WHAT YOU ARE ASKED TO DO >>
Find and copy each line of the records where the string "пассажирских" shows up.

ENTRIES >>
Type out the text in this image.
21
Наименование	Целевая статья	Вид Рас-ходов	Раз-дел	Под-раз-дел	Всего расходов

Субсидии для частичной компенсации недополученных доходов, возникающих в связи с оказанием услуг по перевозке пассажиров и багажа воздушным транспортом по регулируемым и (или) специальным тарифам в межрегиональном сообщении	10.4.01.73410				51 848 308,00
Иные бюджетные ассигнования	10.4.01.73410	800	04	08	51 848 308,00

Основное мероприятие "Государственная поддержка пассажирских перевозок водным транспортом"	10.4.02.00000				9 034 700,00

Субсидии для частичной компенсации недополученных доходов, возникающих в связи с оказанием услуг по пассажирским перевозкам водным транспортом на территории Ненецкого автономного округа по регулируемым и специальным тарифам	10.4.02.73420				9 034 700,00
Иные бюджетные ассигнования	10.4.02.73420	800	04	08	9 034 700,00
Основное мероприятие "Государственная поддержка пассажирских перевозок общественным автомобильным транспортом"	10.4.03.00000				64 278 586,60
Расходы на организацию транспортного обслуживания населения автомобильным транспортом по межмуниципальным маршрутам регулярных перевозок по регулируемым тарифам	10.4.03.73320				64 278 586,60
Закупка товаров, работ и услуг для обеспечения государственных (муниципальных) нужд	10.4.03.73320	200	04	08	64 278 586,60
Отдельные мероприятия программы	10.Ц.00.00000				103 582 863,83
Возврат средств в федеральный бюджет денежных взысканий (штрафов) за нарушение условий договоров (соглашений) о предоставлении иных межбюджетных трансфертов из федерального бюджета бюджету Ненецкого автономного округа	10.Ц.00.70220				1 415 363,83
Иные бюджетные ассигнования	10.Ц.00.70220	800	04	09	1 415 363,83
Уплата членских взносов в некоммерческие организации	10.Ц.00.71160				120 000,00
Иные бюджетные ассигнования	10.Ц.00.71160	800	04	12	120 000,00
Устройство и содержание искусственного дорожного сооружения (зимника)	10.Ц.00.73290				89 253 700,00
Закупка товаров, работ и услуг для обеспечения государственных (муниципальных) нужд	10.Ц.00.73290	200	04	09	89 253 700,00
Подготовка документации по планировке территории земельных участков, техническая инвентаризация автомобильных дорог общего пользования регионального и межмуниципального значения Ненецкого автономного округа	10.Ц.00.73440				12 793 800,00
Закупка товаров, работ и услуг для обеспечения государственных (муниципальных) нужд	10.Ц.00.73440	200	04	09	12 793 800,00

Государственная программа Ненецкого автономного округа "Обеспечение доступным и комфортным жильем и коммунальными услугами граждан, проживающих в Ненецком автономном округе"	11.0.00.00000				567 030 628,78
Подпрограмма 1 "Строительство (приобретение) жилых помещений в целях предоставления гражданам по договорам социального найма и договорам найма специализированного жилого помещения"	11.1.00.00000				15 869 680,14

IN RESPONSE >>
Основное мероприятие "Государственная поддержка пассажирских перевозок водным транспортом"	10.4.02.00000				9 034 700,00
Основное мероприятие "Государственная поддержка пассажирских перевозок общественным автомобильным транспортом"	10.4.03.00000				64 278 586,60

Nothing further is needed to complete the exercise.